### ESERCIZIO:
Riporta il brano sull'Albania dal tratto "L’Albania è una" fino a "il via all’Insurrezione." e sostituisci "nazione" con "terra".

### ESTRATTO DEL TESTO:
L’Albania è una nazione fiera: attraversandola vedi spesso la bandiera sventolare, è la gente stessa che la espone, ti colpisce che pure un piccolo cantiere edile che sorge non manca di issare su un bastone la bandiera con l’aquila. È un paese che ha sofferto, in ultimo sotto il comunismo. La sua transizione dal collettivismo alla democrazia non è caratterizzata da momenti di particolare grandezza, non ha compiuto una vera e propria Rivoluzione (come invece amano dire di sé i cechi, gli slovacchi, i romeni); si fa fatica a trovare, nel passaggio al multipartitismo una data di svolta, una Bastiglia, un annuncio alla radio che diede il via all’Insurrezione.

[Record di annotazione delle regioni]
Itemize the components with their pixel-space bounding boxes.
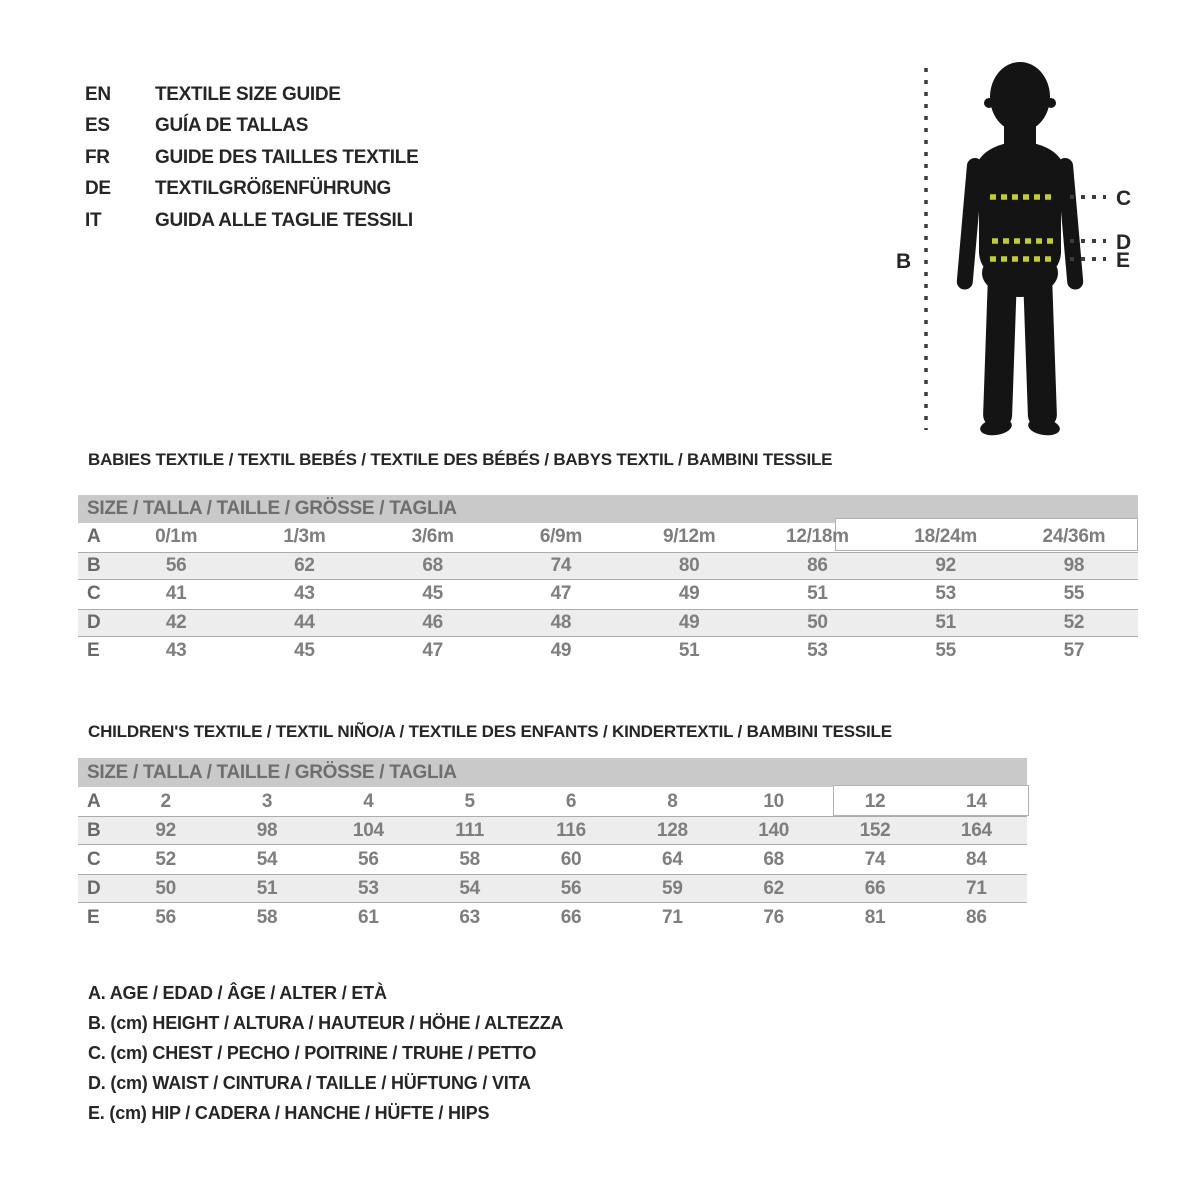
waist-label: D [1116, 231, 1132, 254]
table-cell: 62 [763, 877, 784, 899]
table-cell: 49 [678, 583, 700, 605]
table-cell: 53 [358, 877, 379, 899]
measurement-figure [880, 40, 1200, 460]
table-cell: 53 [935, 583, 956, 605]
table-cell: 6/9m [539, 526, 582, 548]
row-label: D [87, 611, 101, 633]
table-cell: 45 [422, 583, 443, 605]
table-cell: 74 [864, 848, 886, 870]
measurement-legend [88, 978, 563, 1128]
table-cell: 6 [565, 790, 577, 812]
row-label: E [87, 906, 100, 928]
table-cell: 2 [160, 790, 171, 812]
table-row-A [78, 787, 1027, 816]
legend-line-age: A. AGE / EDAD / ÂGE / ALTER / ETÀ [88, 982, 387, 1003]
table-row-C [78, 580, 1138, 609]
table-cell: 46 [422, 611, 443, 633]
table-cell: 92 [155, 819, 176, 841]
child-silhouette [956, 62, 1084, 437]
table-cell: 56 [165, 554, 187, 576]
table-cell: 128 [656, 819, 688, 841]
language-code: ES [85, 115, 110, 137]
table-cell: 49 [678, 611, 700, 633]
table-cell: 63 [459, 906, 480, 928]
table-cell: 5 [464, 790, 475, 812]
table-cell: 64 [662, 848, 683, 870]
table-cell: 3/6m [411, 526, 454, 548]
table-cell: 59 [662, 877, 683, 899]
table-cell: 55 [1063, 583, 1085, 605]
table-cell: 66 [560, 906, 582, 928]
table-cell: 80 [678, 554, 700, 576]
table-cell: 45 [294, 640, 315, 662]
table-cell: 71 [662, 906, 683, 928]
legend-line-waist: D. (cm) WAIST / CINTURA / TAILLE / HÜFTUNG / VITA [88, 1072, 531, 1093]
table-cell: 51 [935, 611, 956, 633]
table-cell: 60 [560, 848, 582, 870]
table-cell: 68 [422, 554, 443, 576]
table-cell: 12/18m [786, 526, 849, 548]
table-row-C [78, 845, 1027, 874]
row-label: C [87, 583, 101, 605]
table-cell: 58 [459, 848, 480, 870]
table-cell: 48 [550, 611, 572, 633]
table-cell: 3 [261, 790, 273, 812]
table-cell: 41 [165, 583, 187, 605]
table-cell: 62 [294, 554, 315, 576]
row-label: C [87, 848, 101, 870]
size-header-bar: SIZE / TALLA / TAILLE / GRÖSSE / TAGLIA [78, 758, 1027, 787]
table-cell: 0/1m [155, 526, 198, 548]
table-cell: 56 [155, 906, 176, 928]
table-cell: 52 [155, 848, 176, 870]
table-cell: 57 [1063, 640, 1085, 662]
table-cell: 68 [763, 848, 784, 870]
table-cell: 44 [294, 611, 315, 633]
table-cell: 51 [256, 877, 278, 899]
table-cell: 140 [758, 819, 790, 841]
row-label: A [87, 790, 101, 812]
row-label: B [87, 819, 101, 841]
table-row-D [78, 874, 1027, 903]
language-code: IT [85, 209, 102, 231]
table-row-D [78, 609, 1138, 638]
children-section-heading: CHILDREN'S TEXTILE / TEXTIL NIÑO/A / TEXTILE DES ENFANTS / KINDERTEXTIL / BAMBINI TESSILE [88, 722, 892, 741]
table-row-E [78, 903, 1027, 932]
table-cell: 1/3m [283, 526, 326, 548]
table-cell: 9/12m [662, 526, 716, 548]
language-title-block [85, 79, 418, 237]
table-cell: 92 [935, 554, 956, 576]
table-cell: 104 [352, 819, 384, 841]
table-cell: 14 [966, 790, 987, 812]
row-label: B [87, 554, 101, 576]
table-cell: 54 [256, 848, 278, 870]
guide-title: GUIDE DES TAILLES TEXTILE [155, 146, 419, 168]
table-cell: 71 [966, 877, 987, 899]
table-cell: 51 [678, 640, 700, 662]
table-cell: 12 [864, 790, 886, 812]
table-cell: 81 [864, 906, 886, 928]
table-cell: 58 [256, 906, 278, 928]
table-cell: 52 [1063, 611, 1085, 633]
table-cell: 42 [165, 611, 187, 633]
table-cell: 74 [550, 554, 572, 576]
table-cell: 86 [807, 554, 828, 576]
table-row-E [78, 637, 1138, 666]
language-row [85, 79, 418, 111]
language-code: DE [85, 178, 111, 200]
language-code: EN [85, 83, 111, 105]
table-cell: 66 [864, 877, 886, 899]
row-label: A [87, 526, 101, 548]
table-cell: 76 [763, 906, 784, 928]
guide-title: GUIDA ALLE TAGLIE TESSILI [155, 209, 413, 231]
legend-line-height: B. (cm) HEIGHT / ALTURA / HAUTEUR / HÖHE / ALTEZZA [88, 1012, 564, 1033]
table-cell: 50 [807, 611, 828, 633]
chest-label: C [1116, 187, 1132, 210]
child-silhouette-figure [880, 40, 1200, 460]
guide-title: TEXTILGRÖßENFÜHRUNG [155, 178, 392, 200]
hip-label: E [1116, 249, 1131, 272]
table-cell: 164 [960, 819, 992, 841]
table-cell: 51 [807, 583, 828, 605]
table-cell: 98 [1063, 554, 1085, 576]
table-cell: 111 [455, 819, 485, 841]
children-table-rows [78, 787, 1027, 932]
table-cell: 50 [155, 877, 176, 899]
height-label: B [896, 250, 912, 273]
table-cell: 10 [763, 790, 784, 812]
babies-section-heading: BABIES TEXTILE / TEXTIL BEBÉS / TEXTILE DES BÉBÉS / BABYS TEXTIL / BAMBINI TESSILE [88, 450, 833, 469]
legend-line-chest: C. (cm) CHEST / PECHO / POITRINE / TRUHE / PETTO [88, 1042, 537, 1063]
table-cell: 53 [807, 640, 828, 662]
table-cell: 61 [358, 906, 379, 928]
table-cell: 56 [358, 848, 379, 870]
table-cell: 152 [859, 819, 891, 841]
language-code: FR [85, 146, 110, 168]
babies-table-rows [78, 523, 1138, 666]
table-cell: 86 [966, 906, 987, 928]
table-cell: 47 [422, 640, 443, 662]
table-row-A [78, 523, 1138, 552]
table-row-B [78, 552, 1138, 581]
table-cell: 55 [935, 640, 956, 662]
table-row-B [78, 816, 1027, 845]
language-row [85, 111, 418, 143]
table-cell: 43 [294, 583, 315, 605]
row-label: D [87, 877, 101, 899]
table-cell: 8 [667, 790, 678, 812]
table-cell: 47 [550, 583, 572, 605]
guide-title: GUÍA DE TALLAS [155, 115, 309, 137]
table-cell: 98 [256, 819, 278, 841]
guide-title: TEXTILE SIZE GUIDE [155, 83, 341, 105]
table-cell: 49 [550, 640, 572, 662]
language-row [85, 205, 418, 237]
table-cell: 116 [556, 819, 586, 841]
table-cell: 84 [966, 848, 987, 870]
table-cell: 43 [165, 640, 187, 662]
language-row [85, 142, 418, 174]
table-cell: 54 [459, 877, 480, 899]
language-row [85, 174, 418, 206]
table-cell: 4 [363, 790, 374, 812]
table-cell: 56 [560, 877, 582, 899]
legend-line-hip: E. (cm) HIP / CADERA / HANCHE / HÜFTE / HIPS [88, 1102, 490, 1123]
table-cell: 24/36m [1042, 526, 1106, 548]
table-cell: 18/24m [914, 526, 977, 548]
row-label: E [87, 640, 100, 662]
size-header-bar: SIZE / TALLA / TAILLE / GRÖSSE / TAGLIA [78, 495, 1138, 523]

---

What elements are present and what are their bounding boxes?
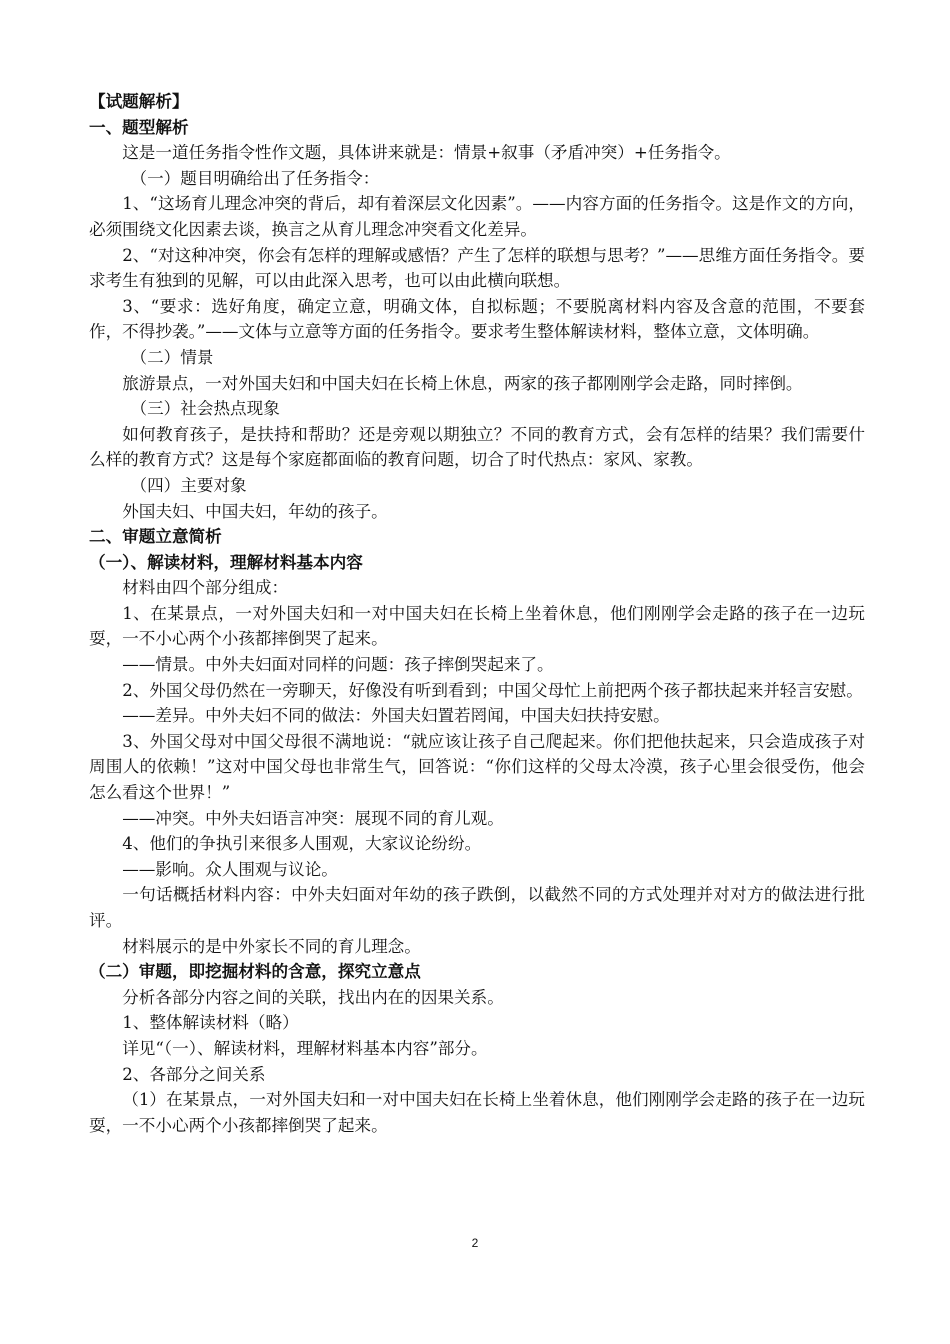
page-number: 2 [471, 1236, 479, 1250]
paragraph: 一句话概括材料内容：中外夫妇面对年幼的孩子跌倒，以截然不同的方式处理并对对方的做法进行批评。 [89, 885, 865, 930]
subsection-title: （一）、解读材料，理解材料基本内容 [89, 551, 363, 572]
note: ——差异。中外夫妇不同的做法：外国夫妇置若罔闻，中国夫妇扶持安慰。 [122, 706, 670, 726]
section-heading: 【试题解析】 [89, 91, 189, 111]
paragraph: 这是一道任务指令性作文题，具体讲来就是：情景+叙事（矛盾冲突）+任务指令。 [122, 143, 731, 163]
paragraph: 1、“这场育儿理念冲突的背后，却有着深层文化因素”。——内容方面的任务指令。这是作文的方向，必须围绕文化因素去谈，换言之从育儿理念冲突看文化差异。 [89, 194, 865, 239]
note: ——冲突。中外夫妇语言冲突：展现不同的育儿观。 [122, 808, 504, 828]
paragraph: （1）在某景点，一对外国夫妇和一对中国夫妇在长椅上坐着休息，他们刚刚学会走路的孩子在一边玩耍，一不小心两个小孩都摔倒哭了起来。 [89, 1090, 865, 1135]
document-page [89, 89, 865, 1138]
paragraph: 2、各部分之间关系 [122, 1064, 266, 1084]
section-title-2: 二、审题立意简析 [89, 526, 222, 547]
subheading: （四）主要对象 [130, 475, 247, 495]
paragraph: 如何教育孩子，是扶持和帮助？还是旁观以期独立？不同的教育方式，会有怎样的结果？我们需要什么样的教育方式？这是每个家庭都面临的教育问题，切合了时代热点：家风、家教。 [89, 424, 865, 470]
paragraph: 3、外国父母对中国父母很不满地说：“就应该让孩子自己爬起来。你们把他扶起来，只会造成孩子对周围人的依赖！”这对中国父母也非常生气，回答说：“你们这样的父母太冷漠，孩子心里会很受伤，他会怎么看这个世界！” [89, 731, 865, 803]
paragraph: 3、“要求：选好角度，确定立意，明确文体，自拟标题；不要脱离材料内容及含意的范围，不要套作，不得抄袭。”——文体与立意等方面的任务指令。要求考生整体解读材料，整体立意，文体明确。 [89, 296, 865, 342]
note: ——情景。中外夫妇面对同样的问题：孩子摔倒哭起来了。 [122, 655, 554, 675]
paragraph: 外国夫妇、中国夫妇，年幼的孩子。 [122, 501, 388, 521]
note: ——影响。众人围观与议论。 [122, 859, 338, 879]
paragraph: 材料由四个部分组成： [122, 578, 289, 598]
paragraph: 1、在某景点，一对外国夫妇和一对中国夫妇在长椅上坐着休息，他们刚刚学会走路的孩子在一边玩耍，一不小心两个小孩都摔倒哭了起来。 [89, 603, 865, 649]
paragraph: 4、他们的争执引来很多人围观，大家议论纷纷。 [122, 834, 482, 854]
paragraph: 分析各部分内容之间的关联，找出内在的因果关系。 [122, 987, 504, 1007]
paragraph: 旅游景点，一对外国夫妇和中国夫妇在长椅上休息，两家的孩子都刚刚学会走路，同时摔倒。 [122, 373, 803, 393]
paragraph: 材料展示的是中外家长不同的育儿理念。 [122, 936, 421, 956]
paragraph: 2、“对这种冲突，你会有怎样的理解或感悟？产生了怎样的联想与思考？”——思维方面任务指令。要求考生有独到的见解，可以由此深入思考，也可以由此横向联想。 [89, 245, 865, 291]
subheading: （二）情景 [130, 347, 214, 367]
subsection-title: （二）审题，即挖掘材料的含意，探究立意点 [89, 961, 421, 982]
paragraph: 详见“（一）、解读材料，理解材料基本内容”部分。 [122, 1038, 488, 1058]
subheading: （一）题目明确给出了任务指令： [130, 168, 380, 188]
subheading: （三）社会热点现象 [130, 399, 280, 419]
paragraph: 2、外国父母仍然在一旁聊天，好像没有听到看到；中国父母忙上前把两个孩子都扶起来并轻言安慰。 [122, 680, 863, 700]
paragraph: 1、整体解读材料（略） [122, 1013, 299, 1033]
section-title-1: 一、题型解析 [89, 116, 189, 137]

### RISPOSTA COMPLETA:
L’Albania è una terra fiera: attraversandola vedi spesso la bandiera sventolare, è la gente stessa che la espone, ti colpisce che pure un piccolo cantiere edile che sorge non manca di issare su un bastone la bandiera con l’aquila. È un paese che ha sofferto, in ultimo sotto il comunismo. La sua transizione dal collettivismo alla democrazia non è caratterizzata da momenti di particolare grandezza, non ha compiuto una vera e propria Rivoluzione (come invece amano dire di sé i cechi, gli slovacchi, i romeni); si fa fatica a trovare, nel passaggio al multipartitismo una data di svolta, una Bastiglia, un annuncio alla radio che diede il via all’Insurrezione.